Items from a dataset:
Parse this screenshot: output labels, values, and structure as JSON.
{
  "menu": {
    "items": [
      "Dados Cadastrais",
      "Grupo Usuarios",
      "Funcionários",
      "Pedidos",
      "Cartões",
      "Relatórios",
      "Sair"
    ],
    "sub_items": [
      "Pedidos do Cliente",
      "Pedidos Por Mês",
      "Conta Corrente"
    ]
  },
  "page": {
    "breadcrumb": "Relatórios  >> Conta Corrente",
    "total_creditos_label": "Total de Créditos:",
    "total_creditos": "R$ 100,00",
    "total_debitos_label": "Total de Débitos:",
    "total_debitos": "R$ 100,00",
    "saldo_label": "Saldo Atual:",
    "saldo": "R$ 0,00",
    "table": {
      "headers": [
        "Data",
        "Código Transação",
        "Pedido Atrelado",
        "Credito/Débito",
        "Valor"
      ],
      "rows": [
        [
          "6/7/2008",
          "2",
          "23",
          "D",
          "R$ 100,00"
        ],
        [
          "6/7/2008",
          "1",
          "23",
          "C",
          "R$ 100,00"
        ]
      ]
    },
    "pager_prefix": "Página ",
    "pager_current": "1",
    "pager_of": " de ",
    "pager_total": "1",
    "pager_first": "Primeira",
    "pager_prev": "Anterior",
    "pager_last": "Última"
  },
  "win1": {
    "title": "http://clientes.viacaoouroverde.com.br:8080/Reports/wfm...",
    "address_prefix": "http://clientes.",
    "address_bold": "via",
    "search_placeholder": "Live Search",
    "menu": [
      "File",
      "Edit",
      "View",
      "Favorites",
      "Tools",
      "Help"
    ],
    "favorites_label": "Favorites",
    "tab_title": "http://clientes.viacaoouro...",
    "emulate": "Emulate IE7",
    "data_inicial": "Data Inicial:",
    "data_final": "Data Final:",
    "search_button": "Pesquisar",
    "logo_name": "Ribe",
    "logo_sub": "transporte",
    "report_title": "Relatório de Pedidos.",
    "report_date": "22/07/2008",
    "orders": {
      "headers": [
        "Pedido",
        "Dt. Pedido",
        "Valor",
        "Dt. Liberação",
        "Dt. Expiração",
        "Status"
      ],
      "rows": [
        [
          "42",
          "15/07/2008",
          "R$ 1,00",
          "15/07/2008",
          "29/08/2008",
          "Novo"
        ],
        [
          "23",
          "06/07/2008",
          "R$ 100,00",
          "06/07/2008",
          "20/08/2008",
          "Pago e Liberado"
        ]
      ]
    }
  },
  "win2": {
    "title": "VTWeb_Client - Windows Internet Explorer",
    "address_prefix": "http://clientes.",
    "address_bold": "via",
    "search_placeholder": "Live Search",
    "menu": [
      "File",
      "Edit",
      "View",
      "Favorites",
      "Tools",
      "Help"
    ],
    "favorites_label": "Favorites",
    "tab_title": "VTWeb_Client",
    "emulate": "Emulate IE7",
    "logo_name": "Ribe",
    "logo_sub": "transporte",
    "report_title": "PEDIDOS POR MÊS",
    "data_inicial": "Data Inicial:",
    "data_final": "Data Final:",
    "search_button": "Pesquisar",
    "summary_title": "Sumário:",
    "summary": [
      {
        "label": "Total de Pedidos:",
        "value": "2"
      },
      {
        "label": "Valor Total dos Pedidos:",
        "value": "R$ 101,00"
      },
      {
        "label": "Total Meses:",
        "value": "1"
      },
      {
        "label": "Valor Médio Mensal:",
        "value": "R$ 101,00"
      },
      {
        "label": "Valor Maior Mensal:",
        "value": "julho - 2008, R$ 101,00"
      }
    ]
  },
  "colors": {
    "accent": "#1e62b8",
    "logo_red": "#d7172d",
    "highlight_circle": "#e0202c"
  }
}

▶ _The request_
Give the complete listing a second time, exactly as it reads.

▶ _Response_
Parse this screenshot: output labels, values, and structure as JSON.
{
  "menu": {
    "items": [
      "Dados Cadastrais",
      "Grupo Usuarios",
      "Funcionários",
      "Pedidos",
      "Cartões",
      "Relatórios",
      "Sair"
    ],
    "sub_items": [
      "Pedidos do Cliente",
      "Pedidos Por Mês",
      "Conta Corrente"
    ]
  },
  "page": {
    "breadcrumb": "Relatórios  >> Conta Corrente",
    "total_creditos_label": "Total de Créditos:",
    "total_creditos": "R$ 100,00",
    "total_debitos_label": "Total de Débitos:",
    "total_debitos": "R$ 100,00",
    "saldo_label": "Saldo Atual:",
    "saldo": "R$ 0,00",
    "table": {
      "headers": [
        "Data",
        "Código Transação",
        "Pedido Atrelado",
        "Credito/Débito",
        "Valor"
      ],
      "rows": [
        [
          "6/7/2008",
          "2",
          "23",
          "D",
          "R$ 100,00"
        ],
        [
          "6/7/2008",
          "1",
          "23",
          "C",
          "R$ 100,00"
        ]
      ]
    },
    "pager_prefix": "Página ",
    "pager_current": "1",
    "pager_of": " de ",
    "pager_total": "1",
    "pager_first": "Primeira",
    "pager_prev": "Anterior",
    "pager_last": "Última"
  },
  "win1": {
    "title": "http://clientes.viacaoouroverde.com.br:8080/Reports/wfm...",
    "address_prefix": "http://clientes.",
    "address_bold": "via",
    "search_placeholder": "Live Search",
    "menu": [
      "File",
      "Edit",
      "View",
      "Favorites",
      "Tools",
      "Help"
    ],
    "favorites_label": "Favorites",
    "tab_title": "http://clientes.viacaoouro...",
    "emulate": "Emulate IE7",
    "data_inicial": "Data Inicial:",
    "data_final": "Data Final:",
    "search_button": "Pesquisar",
    "logo_name": "Ribe",
    "logo_sub": "transporte",
    "report_title": "Relatório de Pedidos.",
    "report_date": "22/07/2008",
    "orders": {
      "headers": [
        "Pedido",
        "Dt. Pedido",
        "Valor",
        "Dt. Liberação",
        "Dt. Expiração",
        "Status"
      ],
      "rows": [
        [
          "42",
          "15/07/2008",
          "R$ 1,00",
          "15/07/2008",
          "29/08/2008",
          "Novo"
        ],
        [
          "23",
          "06/07/2008",
          "R$ 100,00",
          "06/07/2008",
          "20/08/2008",
          "Pago e Liberado"
        ]
      ]
    }
  },
  "win2": {
    "title": "VTWeb_Client - Windows Internet Explorer",
    "address_prefix": "http://clientes.",
    "address_bold": "via",
    "search_placeholder": "Live Search",
    "menu": [
      "File",
      "Edit",
      "View",
      "Favorites",
      "Tools",
      "Help"
    ],
    "favorites_label": "Favorites",
    "tab_title": "VTWeb_Client",
    "emulate": "Emulate IE7",
    "logo_name": "Ribe",
    "logo_sub": "transporte",
    "report_title": "PEDIDOS POR MÊS",
    "data_inicial": "Data Inicial:",
    "data_final": "Data Final:",
    "search_button": "Pesquisar",
    "summary_title": "Sumário:",
    "summary": [
      {
        "label": "Total de Pedidos:",
        "value": "2"
      },
      {
        "label": "Valor Total dos Pedidos:",
        "value": "R$ 101,00"
      },
      {
        "label": "Total Meses:",
        "value": "1"
      },
      {
        "label": "Valor Médio Mensal:",
        "value": "R$ 101,00"
      },
      {
        "label": "Valor Maior Mensal:",
        "value": "julho - 2008, R$ 101,00"
      }
    ]
  },
  "colors": {
    "accent": "#1e62b8",
    "logo_red": "#d7172d",
    "highlight_circle": "#e0202c"
  }
}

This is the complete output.